I just tried to make sure - ui.jsx and z.jsx in the same folder, ui.jsx uses z.jsx without a problem.
— Reply to this email directly or view it on GitHub https://github.com/reactjs/react-meteor/issues/25#issuecomment-62736806.
I've been using global variables for now, but you could probably throw them in to a global object to avoid global namespace pollution.
@Sunspotsy Your way is exactly what I have been doing with meteor + react. It feels really nice. Have you had any problems with this pattern?
It's been pretty smooth. It's hard to know when issues are with this approach, and which are just due to my general incompetence. I'm quite interested in how we could use Meteor packages to bundle and/or distribute components, which could help us with the global variable issues. I just haven't had the time to play with it yet.
Okey, I've solved issue in other way - don't use this plugin and use web pack and its jsx-loader for jsx files and its all dependencies and setup it just to copy generated .js into root of meteor app. Move all needed js, jsx into separate folder starting with "." to avoid meteor to load everything. So meteor loads only generated .js file by webpack.
Works perfectly. Finally I can use clear constructions like var React = require('react'); var Player = require('./player.jsx'), etc. and manage all dependencies via npm on client side.
Even hot reload works well now (for example if i change "Give 5 points" to "Give 15 points" within jsx file in leaderboard example), it is automatically reloaded at browser. One disadvantage that now i have two scripts running - 'webpack -w' to generate new js for every change, and 'meteor'.

•••••

PROBLEM: Return the whole comment thread on using JSX files with Meteor, word for word.

[Stored entries]
•••••

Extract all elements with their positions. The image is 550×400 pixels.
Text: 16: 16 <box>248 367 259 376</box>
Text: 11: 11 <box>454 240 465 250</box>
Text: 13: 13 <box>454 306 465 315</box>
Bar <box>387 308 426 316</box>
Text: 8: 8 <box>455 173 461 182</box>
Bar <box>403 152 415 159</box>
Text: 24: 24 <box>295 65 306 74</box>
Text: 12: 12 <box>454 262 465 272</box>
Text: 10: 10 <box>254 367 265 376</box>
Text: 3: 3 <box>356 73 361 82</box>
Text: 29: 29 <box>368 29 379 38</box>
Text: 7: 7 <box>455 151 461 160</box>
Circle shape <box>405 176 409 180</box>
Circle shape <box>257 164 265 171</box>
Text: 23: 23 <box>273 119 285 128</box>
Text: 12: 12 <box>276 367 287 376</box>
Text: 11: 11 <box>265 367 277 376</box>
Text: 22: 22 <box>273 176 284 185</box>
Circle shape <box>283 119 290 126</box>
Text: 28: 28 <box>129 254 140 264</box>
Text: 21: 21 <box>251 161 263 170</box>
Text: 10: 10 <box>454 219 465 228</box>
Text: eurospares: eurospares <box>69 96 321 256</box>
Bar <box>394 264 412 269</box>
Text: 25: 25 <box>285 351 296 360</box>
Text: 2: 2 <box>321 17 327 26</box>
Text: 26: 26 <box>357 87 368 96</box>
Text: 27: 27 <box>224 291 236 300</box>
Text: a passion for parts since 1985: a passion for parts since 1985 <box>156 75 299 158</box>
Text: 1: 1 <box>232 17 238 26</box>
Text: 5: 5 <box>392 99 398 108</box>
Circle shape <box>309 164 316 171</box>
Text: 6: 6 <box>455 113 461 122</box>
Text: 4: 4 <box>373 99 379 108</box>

•••••

TASK RESULT:
I just tried to make sure - ui.jsx and z.jsx in the same folder, ui.jsx uses z.jsx without a problem.
— Reply to this email directly or view it on GitHub https://github.com/reactjs/react-meteor/issues/25#issuecomment-62736806.
I've been using global variables for now, but you could probably throw them in to a global object to avoid global namespace pollution.
@Sunspotsy Your way is exactly what I have been doing with meteor + react. It feels really nice. Have you had any problems with this pattern?
It's been pretty smooth. It's hard to know when issues are with this approach, and which are just due to my general incompetence. I'm quite interested in how we could use Meteor packages to bundle and/or distribute components, which could help us with the global variable issues. I just haven't had the time to play with it yet.
Okey, I've solved issue in other way - don't use this plugin and use web pack and its jsx-loader for jsx files and its all dependencies and setup it just to copy generated .js into root of meteor app. Move all needed js, jsx into separate folder starting with "." to avoid meteor to load everything. So meteor loads only generated .js file by webpack.
Works perfectly. Finally I can use clear constructions like var React = require('react'); var Player = require('./player.jsx'), etc. and manage all dependencies via npm on client side.
Even hot reload works well now (for example if i change "Give 5 points" to "Give 15 points" within jsx file in leaderboard example), it is automatically reloaded at browser. One disadvantage that now i have two scripts running - 'webpack -w' to generate new js for every change, and 'meteor'.